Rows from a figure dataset
§ §

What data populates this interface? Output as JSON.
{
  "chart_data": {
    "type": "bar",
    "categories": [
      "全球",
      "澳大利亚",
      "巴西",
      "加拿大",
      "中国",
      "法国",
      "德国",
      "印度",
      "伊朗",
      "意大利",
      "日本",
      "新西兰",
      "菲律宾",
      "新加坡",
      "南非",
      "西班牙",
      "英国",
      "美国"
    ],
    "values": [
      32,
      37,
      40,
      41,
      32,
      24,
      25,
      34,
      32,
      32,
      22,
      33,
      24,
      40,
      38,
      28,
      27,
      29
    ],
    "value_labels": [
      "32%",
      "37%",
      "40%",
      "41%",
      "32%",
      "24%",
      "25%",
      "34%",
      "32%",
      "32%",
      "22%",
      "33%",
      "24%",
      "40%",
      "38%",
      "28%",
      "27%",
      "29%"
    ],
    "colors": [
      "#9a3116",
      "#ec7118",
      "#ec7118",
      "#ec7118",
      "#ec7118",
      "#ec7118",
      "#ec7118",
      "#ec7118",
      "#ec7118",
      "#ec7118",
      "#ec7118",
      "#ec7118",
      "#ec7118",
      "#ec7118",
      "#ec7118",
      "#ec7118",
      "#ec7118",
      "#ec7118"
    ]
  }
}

§ §

— PROBLEM STATEMENT —
Please restate the records in full, word for word.

— RIGHT ANSWER —
What data populates this interface? Output as JSON.
{
  "chart_data": {
    "type": "bar",
    "categories": [
      "全球",
      "澳大利亚",
      "巴西",
      "加拿大",
      "中国",
      "法国",
      "德国",
      "印度",
      "伊朗",
      "意大利",
      "日本",
      "新西兰",
      "菲律宾",
      "新加坡",
      "南非",
      "西班牙",
      "英国",
      "美国"
    ],
    "values": [
      32,
      37,
      40,
      41,
      32,
      24,
      25,
      34,
      32,
      32,
      22,
      33,
      24,
      40,
      38,
      28,
      27,
      29
    ],
    "value_labels": [
      "32%",
      "37%",
      "40%",
      "41%",
      "32%",
      "24%",
      "25%",
      "34%",
      "32%",
      "32%",
      "22%",
      "33%",
      "24%",
      "40%",
      "38%",
      "28%",
      "27%",
      "29%"
    ],
    "colors": [
      "#9a3116",
      "#ec7118",
      "#ec7118",
      "#ec7118",
      "#ec7118",
      "#ec7118",
      "#ec7118",
      "#ec7118",
      "#ec7118",
      "#ec7118",
      "#ec7118",
      "#ec7118",
      "#ec7118",
      "#ec7118",
      "#ec7118",
      "#ec7118",
      "#ec7118",
      "#ec7118"
    ]
  }
}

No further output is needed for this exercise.